Short problem: Copy down all of the data underneath, exactly as shown.

[Extracts from a graphics dataset]
────────────────

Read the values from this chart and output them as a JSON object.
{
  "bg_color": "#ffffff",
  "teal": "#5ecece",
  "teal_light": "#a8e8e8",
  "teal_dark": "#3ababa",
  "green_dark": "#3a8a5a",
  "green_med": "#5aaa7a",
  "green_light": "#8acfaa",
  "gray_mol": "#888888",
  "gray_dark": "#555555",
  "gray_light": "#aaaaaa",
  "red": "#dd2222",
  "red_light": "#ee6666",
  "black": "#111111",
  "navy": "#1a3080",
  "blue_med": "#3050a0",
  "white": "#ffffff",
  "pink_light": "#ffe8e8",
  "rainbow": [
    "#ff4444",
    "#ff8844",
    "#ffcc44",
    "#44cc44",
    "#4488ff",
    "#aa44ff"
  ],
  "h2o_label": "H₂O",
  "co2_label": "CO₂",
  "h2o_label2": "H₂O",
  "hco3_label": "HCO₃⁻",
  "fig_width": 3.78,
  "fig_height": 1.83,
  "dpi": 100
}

────────────────

Solution to this exercise:
Read the values from this chart and output them as a JSON object.
{
  "bg_color": "#ffffff",
  "teal": "#5ecece",
  "teal_light": "#a8e8e8",
  "teal_dark": "#3ababa",
  "green_dark": "#3a8a5a",
  "green_med": "#5aaa7a",
  "green_light": "#8acfaa",
  "gray_mol": "#888888",
  "gray_dark": "#555555",
  "gray_light": "#aaaaaa",
  "red": "#dd2222",
  "red_light": "#ee6666",
  "black": "#111111",
  "navy": "#1a3080",
  "blue_med": "#3050a0",
  "white": "#ffffff",
  "pink_light": "#ffe8e8",
  "rainbow": [
    "#ff4444",
    "#ff8844",
    "#ffcc44",
    "#44cc44",
    "#4488ff",
    "#aa44ff"
  ],
  "h2o_label": "H₂O",
  "co2_label": "CO₂",
  "h2o_label2": "H₂O",
  "hco3_label": "HCO₃⁻",
  "fig_width": 3.78,
  "fig_height": 1.83,
  "dpi": 100
}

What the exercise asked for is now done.